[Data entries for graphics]
_ _ _ _ _

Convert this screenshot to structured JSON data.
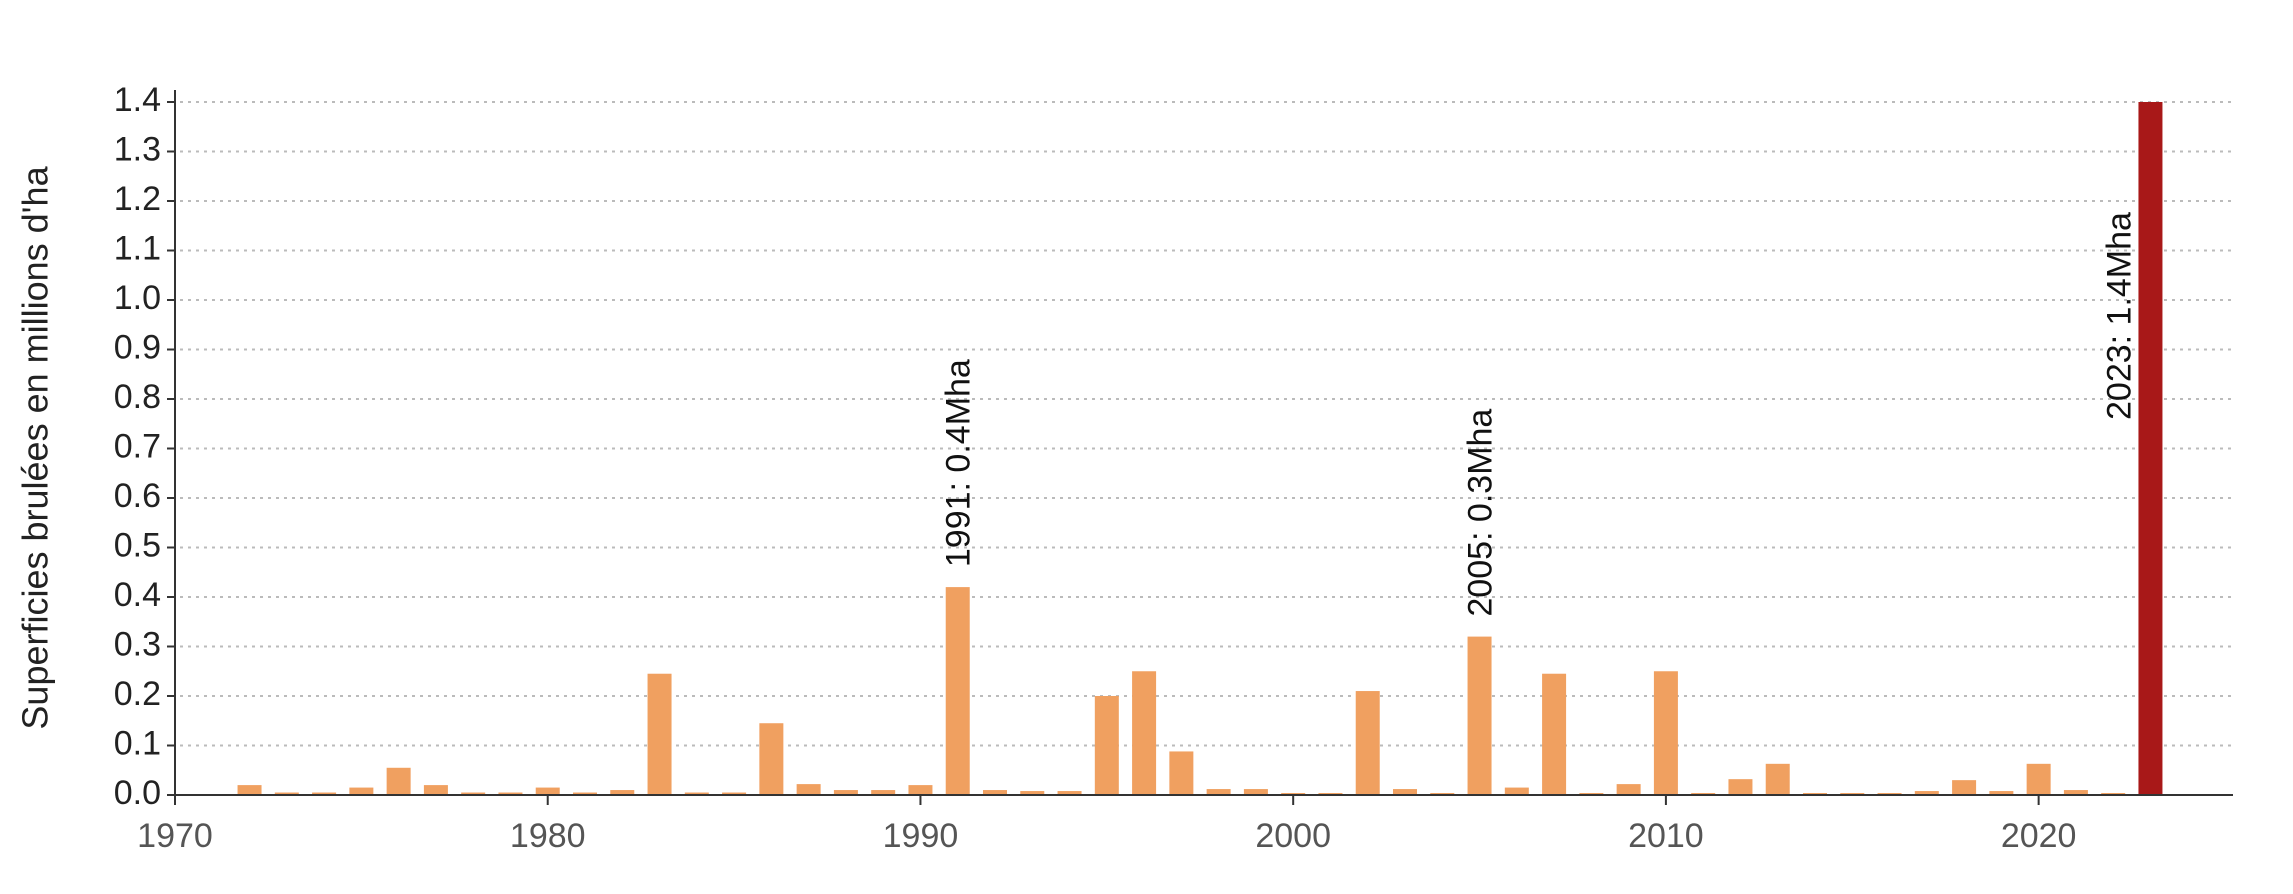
{
  "chart_data": {
    "type": "bar",
    "title": "",
    "xlabel": "",
    "ylabel": "Superficies brulées en millions d'ha",
    "xlim": [
      1970,
      2025
    ],
    "ylim": [
      0,
      1.4
    ],
    "yticks": [
      "0.0",
      "0.1",
      "0.2",
      "0.3",
      "0.4",
      "0.5",
      "0.6",
      "0.7",
      "0.8",
      "0.9",
      "1.0",
      "1.1",
      "1.2",
      "1.3",
      "1.4"
    ],
    "xticks": [
      "1970",
      "1980",
      "1990",
      "2000",
      "2010",
      "2020"
    ],
    "grid": "horizontal dotted",
    "colors": {
      "default_bar": "#f0a060",
      "highlight_bar": "#a81818",
      "grid": "#bbbbbb",
      "axis": "#333333"
    },
    "highlight_year": 2023,
    "series": [
      {
        "x": [
          1972,
          1973,
          1974,
          1975,
          1976,
          1977,
          1978,
          1979,
          1980,
          1981,
          1982,
          1983,
          1984,
          1985,
          1986,
          1987,
          1988,
          1989,
          1990,
          1991,
          1992,
          1993,
          1994,
          1995,
          1996,
          1997,
          1998,
          1999,
          2000,
          2001,
          2002,
          2003,
          2004,
          2005,
          2006,
          2007,
          2008,
          2009,
          2010,
          2011,
          2012,
          2013,
          2014,
          2015,
          2016,
          2017,
          2018,
          2019,
          2020,
          2021,
          2022,
          2023
        ],
        "values": [
          0.02,
          0.005,
          0.005,
          0.015,
          0.055,
          0.02,
          0.005,
          0.005,
          0.015,
          0.005,
          0.01,
          0.245,
          0.005,
          0.005,
          0.145,
          0.022,
          0.01,
          0.01,
          0.02,
          0.42,
          0.01,
          0.008,
          0.008,
          0.2,
          0.25,
          0.088,
          0.012,
          0.012,
          0.004,
          0.004,
          0.21,
          0.012,
          0.004,
          0.32,
          0.015,
          0.245,
          0.004,
          0.022,
          0.25,
          0.004,
          0.032,
          0.063,
          0.004,
          0.004,
          0.004,
          0.008,
          0.03,
          0.008,
          0.063,
          0.01,
          0.004,
          1.4
        ]
      }
    ],
    "annotations": [
      {
        "x": 1991,
        "text": "1991: 0.4Mha"
      },
      {
        "x": 2005,
        "text": "2005: 0.3Mha"
      },
      {
        "x": 2023,
        "text": "2023: 1.4Mha"
      }
    ]
  }
}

_ _ _ _ _

WRITTEN INSTRUCTION: Make an exact copy of every record, pictures excluded.

FULL SOLUTION:
Convert this screenshot to structured JSON data.
{
  "chart_data": {
    "type": "bar",
    "title": "",
    "xlabel": "",
    "ylabel": "Superficies brulées en millions d'ha",
    "xlim": [
      1970,
      2025
    ],
    "ylim": [
      0,
      1.4
    ],
    "yticks": [
      "0.0",
      "0.1",
      "0.2",
      "0.3",
      "0.4",
      "0.5",
      "0.6",
      "0.7",
      "0.8",
      "0.9",
      "1.0",
      "1.1",
      "1.2",
      "1.3",
      "1.4"
    ],
    "xticks": [
      "1970",
      "1980",
      "1990",
      "2000",
      "2010",
      "2020"
    ],
    "grid": "horizontal dotted",
    "colors": {
      "default_bar": "#f0a060",
      "highlight_bar": "#a81818",
      "grid": "#bbbbbb",
      "axis": "#333333"
    },
    "highlight_year": 2023,
    "series": [
      {
        "x": [
          1972,
          1973,
          1974,
          1975,
          1976,
          1977,
          1978,
          1979,
          1980,
          1981,
          1982,
          1983,
          1984,
          1985,
          1986,
          1987,
          1988,
          1989,
          1990,
          1991,
          1992,
          1993,
          1994,
          1995,
          1996,
          1997,
          1998,
          1999,
          2000,
          2001,
          2002,
          2003,
          2004,
          2005,
          2006,
          2007,
          2008,
          2009,
          2010,
          2011,
          2012,
          2013,
          2014,
          2015,
          2016,
          2017,
          2018,
          2019,
          2020,
          2021,
          2022,
          2023
        ],
        "values": [
          0.02,
          0.005,
          0.005,
          0.015,
          0.055,
          0.02,
          0.005,
          0.005,
          0.015,
          0.005,
          0.01,
          0.245,
          0.005,
          0.005,
          0.145,
          0.022,
          0.01,
          0.01,
          0.02,
          0.42,
          0.01,
          0.008,
          0.008,
          0.2,
          0.25,
          0.088,
          0.012,
          0.012,
          0.004,
          0.004,
          0.21,
          0.012,
          0.004,
          0.32,
          0.015,
          0.245,
          0.004,
          0.022,
          0.25,
          0.004,
          0.032,
          0.063,
          0.004,
          0.004,
          0.004,
          0.008,
          0.03,
          0.008,
          0.063,
          0.01,
          0.004,
          1.4
        ]
      }
    ],
    "annotations": [
      {
        "x": 1991,
        "text": "1991: 0.4Mha"
      },
      {
        "x": 2005,
        "text": "2005: 0.3Mha"
      },
      {
        "x": 2023,
        "text": "2023: 1.4Mha"
      }
    ]
  }
}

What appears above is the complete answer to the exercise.